→ Task details: Return each line that holds the word "особами".

###

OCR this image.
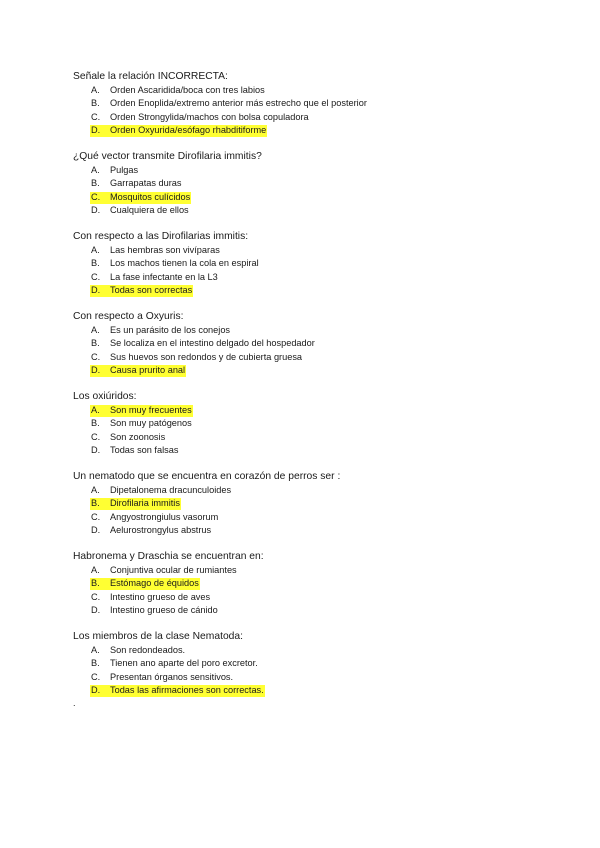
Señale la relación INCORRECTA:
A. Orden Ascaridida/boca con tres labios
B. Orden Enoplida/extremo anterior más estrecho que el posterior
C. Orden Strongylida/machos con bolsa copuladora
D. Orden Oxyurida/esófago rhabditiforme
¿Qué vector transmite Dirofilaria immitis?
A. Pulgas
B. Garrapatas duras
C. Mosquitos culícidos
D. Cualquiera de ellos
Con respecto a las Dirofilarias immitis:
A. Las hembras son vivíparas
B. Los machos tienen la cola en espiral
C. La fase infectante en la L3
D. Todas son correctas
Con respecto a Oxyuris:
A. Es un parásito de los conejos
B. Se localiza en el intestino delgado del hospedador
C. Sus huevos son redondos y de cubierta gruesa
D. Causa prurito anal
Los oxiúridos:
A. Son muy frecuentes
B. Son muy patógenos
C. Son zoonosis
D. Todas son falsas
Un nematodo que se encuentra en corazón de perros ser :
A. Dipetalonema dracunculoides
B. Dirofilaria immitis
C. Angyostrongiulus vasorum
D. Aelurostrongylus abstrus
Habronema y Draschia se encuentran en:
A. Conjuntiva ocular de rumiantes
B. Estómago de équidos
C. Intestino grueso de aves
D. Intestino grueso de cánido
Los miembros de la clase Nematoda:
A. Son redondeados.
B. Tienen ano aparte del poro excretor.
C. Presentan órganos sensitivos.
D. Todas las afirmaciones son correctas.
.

###

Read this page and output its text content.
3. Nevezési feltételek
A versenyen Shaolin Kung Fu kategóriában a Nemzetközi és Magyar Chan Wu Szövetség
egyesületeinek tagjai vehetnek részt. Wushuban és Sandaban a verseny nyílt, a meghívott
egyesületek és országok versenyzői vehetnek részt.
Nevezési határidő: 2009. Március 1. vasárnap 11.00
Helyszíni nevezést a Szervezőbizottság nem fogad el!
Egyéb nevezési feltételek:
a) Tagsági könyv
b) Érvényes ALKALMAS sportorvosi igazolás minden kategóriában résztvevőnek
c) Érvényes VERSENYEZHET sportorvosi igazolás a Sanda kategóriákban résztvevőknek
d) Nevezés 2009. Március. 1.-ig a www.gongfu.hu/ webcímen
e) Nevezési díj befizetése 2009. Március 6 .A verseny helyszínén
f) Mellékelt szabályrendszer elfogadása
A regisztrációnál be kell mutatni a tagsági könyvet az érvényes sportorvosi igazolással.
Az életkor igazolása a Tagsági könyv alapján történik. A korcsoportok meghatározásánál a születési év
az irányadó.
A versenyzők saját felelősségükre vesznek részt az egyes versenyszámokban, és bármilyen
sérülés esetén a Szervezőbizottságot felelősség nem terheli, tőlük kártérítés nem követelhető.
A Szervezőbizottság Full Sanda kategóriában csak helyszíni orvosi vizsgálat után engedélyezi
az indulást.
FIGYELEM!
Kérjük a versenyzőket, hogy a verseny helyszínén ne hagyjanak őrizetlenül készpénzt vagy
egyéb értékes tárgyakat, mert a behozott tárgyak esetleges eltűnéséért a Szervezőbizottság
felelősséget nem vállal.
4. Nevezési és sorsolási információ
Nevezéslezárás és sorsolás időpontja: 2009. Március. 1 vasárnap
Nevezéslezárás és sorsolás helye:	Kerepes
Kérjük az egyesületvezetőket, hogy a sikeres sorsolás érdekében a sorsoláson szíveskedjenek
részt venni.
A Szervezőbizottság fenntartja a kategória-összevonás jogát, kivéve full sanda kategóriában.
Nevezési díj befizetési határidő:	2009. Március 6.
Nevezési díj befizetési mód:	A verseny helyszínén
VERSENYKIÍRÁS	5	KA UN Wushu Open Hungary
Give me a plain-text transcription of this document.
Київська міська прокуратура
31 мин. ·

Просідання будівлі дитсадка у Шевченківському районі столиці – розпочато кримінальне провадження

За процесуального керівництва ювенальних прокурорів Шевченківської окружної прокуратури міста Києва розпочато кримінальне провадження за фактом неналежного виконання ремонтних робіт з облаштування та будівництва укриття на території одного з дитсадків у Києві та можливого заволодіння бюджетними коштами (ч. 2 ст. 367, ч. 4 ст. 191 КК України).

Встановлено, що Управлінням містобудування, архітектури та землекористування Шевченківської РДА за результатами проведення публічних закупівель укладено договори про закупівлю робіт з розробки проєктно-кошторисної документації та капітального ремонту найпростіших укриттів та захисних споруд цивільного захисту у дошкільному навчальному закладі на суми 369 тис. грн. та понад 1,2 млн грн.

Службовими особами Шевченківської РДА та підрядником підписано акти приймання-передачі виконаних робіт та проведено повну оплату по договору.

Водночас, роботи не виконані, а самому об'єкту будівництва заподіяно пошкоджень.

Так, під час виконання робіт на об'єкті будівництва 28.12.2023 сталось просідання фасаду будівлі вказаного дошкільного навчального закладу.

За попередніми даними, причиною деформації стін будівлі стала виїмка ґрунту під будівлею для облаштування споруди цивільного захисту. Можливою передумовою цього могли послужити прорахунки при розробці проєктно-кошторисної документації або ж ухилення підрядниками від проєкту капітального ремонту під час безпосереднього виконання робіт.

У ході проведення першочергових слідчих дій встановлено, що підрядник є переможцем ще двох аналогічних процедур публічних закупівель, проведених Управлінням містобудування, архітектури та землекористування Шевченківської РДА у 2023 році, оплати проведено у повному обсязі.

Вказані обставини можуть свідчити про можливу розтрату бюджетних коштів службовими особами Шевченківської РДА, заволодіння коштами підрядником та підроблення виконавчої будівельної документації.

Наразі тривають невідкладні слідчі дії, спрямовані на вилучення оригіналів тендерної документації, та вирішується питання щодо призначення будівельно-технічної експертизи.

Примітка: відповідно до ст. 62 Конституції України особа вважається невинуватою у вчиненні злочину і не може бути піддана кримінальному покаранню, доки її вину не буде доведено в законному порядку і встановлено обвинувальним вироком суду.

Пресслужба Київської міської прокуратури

###

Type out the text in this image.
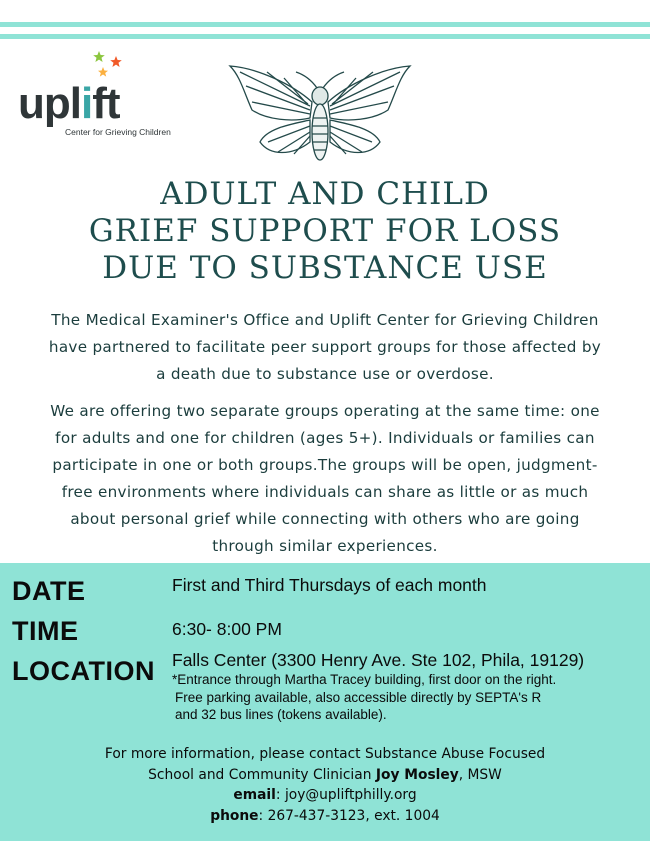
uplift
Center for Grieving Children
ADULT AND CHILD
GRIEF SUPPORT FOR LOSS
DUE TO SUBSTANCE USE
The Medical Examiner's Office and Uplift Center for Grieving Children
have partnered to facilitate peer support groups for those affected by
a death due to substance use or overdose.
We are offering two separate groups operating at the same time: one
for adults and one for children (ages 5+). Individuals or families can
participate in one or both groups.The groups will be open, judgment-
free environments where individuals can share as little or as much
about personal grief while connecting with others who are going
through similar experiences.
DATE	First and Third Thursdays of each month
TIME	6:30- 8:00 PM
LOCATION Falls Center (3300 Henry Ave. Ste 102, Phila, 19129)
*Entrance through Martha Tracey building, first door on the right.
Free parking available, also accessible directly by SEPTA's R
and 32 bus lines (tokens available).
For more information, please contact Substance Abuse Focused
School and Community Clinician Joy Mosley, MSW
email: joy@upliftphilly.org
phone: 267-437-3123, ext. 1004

###

→ Result of this exercise:
Службовими особами Шевченківської РДА та підрядником підписано акти приймання-передачі виконаних робіт та проведено повну оплату по договору.
Вказані обставини можуть свідчити про можливу розтрату бюджетних коштів службовими особами Шевченківської РДА, заволодіння коштами підрядником та підроблення виконавчої будівельної документації.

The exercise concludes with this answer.